EXERCISE
Reproduce the listing below exactly. Pictures do not belong in the copy.

DATA
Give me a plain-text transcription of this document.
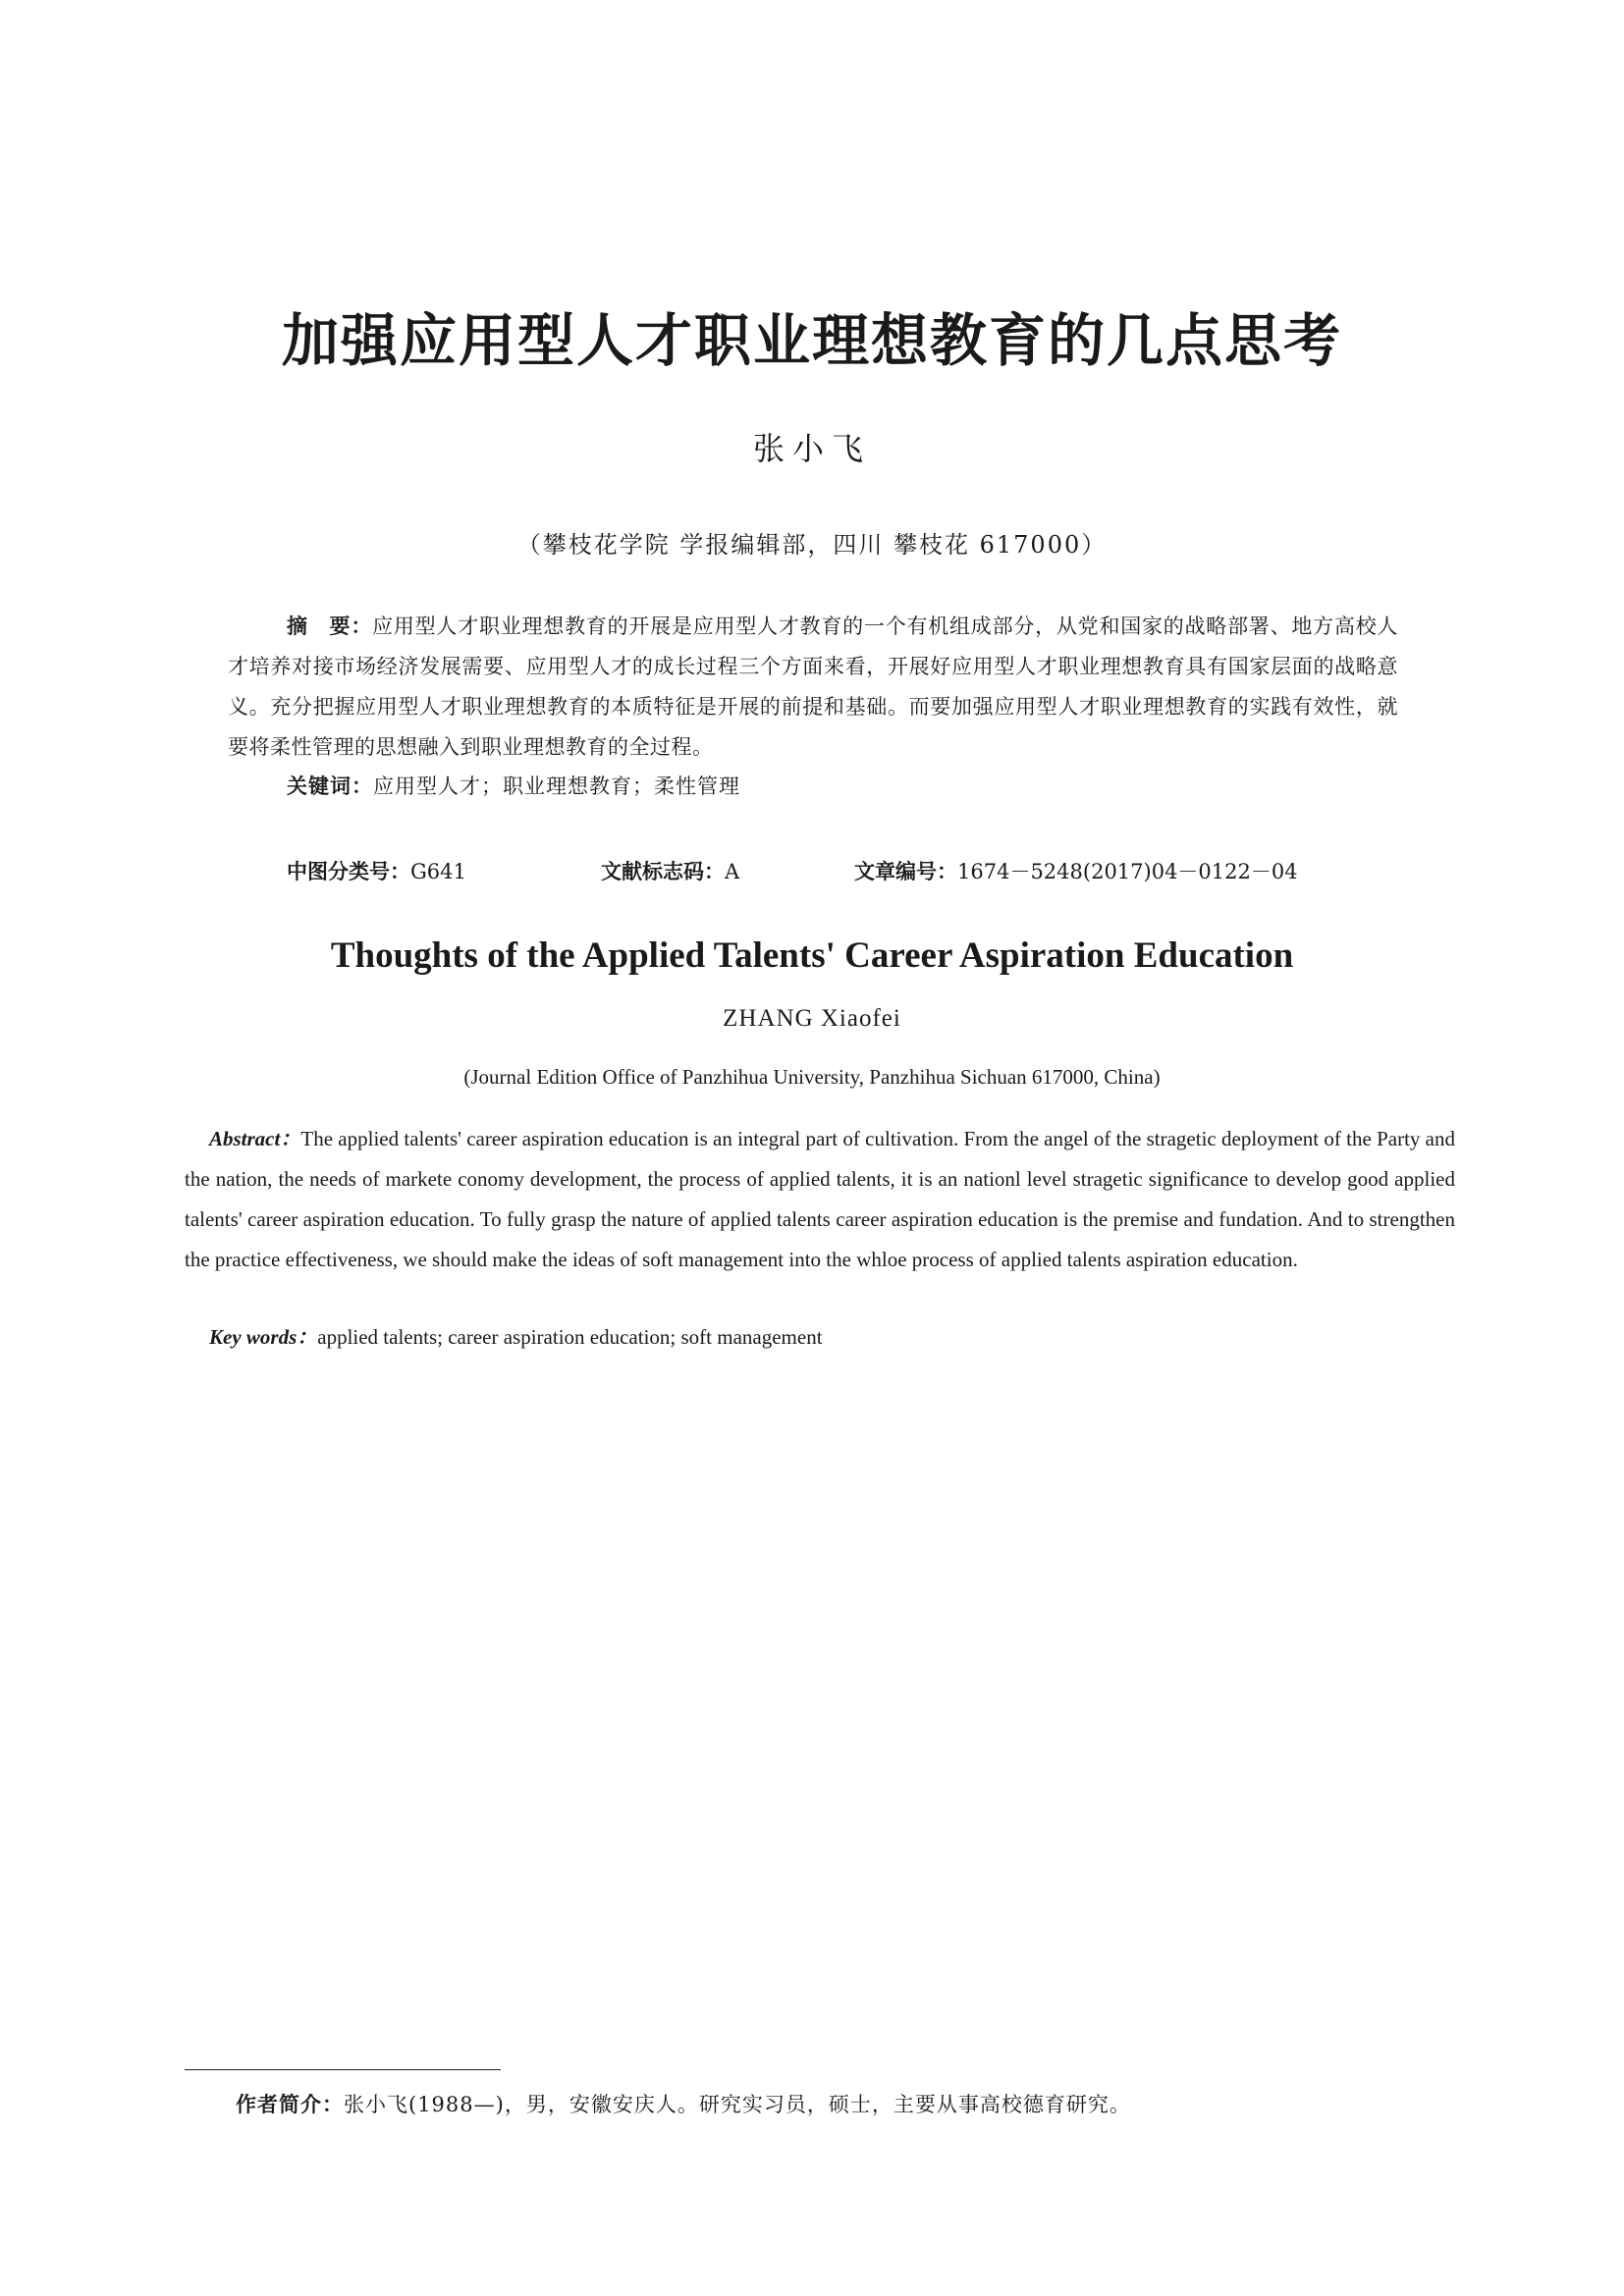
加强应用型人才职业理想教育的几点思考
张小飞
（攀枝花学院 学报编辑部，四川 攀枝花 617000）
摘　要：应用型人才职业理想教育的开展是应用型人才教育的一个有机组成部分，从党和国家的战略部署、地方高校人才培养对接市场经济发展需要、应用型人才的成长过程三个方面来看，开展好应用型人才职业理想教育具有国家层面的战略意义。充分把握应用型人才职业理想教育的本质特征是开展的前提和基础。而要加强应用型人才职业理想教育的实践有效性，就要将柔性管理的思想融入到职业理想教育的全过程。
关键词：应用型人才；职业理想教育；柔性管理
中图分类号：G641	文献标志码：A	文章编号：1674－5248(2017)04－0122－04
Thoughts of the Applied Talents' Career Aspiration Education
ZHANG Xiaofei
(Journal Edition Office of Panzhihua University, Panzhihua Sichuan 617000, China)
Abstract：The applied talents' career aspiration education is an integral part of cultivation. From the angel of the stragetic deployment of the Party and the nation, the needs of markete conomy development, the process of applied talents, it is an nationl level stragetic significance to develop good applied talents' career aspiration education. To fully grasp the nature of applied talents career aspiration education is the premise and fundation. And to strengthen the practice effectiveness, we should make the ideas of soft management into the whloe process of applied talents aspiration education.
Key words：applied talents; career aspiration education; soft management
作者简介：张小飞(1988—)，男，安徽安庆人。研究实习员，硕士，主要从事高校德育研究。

OUTPUT OF THE EXERCISE
Give me a plain-text transcription of this document.
加强应用型人才职业理想教育的几点思考
张小飞
（攀枝花学院 学报编辑部，四川 攀枝花 617000）
摘　要：应用型人才职业理想教育的开展是应用型人才教育的一个有机组成部分，从党和国家的战略部署、地方高校人才培养对接市场经济发展需要、应用型人才的成长过程三个方面来看，开展好应用型人才职业理想教育具有国家层面的战略意义。充分把握应用型人才职业理想教育的本质特征是开展的前提和基础。而要加强应用型人才职业理想教育的实践有效性，就要将柔性管理的思想融入到职业理想教育的全过程。
关键词：应用型人才；职业理想教育；柔性管理
中图分类号：G641	文献标志码：A	文章编号：1674－5248(2017)04－0122－04
Thoughts of the Applied Talents' Career Aspiration Education
ZHANG Xiaofei
(Journal Edition Office of Panzhihua University, Panzhihua Sichuan 617000, China)
Abstract：The applied talents' career aspiration education is an integral part of cultivation. From the angel of the stragetic deployment of the Party and the nation, the needs of markete conomy development, the process of applied talents, it is an nationl level stragetic significance to develop good applied talents' career aspiration education. To fully grasp the nature of applied talents career aspiration education is the premise and fundation. And to strengthen the practice effectiveness, we should make the ideas of soft management into the whloe process of applied talents aspiration education.
Key words：applied talents; career aspiration education; soft management
作者简介：张小飞(1988—)，男，安徽安庆人。研究实习员，硕士，主要从事高校德育研究。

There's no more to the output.